Print all entries word for word.

BEGIN

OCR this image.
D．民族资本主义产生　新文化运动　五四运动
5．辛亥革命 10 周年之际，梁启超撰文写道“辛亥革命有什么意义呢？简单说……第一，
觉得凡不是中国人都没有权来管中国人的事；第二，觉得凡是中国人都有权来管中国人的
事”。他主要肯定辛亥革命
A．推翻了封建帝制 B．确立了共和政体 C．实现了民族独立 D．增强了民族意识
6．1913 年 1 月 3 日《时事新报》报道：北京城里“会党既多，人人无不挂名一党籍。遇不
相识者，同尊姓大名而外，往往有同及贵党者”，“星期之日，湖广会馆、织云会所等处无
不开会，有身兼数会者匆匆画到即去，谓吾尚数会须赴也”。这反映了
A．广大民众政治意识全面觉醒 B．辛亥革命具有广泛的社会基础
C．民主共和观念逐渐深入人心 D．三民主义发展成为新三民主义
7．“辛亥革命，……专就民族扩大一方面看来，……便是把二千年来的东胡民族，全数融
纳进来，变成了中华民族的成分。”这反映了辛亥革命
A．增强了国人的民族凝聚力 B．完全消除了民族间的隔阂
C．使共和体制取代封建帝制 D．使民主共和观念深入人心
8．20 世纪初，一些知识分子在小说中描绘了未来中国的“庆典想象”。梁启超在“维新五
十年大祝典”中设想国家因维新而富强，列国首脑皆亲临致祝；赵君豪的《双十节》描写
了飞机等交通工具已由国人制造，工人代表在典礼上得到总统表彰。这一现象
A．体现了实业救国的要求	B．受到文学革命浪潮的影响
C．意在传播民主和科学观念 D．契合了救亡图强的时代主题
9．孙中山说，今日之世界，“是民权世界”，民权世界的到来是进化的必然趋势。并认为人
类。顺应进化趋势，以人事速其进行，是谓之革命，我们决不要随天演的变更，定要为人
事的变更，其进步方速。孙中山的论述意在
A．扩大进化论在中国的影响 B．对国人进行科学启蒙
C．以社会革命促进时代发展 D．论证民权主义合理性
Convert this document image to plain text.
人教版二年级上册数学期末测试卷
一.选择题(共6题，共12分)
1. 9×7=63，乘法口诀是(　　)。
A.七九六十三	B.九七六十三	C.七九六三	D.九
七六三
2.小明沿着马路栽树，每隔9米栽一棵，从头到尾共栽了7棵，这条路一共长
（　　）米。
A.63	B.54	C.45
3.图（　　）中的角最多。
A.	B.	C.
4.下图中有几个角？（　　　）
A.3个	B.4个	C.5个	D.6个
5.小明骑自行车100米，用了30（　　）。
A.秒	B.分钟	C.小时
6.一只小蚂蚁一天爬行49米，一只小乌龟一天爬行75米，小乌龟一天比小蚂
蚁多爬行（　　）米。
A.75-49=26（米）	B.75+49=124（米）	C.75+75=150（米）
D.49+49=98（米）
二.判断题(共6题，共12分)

END

Task output:
OCR this image.
D．民族资本主义产生　新文化运动　五四运动
5．辛亥革命 10 周年之际，梁启超撰文写道“辛亥革命有什么意义呢？简单说……第一，
觉得凡不是中国人都没有权来管中国人的事；第二，觉得凡是中国人都有权来管中国人的
事”。他主要肯定辛亥革命
A．推翻了封建帝制 B．确立了共和政体 C．实现了民族独立 D．增强了民族意识
6．1913 年 1 月 3 日《时事新报》报道：北京城里“会党既多，人人无不挂名一党籍。遇不
相识者，同尊姓大名而外，往往有同及贵党者”，“星期之日，湖广会馆、织云会所等处无
不开会，有身兼数会者匆匆画到即去，谓吾尚数会须赴也”。这反映了
A．广大民众政治意识全面觉醒 B．辛亥革命具有广泛的社会基础
C．民主共和观念逐渐深入人心 D．三民主义发展成为新三民主义
7．“辛亥革命，……专就民族扩大一方面看来，……便是把二千年来的东胡民族，全数融
纳进来，变成了中华民族的成分。”这反映了辛亥革命
A．增强了国人的民族凝聚力 B．完全消除了民族间的隔阂
C．使共和体制取代封建帝制 D．使民主共和观念深入人心
8．20 世纪初，一些知识分子在小说中描绘了未来中国的“庆典想象”。梁启超在“维新五
十年大祝典”中设想国家因维新而富强，列国首脑皆亲临致祝；赵君豪的《双十节》描写
了飞机等交通工具已由国人制造，工人代表在典礼上得到总统表彰。这一现象
A．体现了实业救国的要求	B．受到文学革命浪潮的影响
C．意在传播民主和科学观念 D．契合了救亡图强的时代主题
9．孙中山说，今日之世界，“是民权世界”，民权世界的到来是进化的必然趋势。并认为人
类。顺应进化趋势，以人事速其进行，是谓之革命，我们决不要随天演的变更，定要为人
事的变更，其进步方速。孙中山的论述意在
A．扩大进化论在中国的影响 B．对国人进行科学启蒙
C．以社会革命促进时代发展 D．论证民权主义合理性
Convert this document image to plain text.
人教版二年级上册数学期末测试卷
一.选择题(共6题，共12分)
1. 9×7=63，乘法口诀是(　　)。
A.七九六十三	B.九七六十三	C.七九六三	D.九
七六三
2.小明沿着马路栽树，每隔9米栽一棵，从头到尾共栽了7棵，这条路一共长
（　　）米。
A.63	B.54	C.45
3.图（　　）中的角最多。
A.	B.	C.
4.下图中有几个角？（　　　）
A.3个	B.4个	C.5个	D.6个
5.小明骑自行车100米，用了30（　　）。
A.秒	B.分钟	C.小时
6.一只小蚂蚁一天爬行49米，一只小乌龟一天爬行75米，小乌龟一天比小蚂
蚁多爬行（　　）米。
A.75-49=26（米）	B.75+49=124（米）	C.75+75=150（米）
D.49+49=98（米）
二.判断题(共6题，共12分)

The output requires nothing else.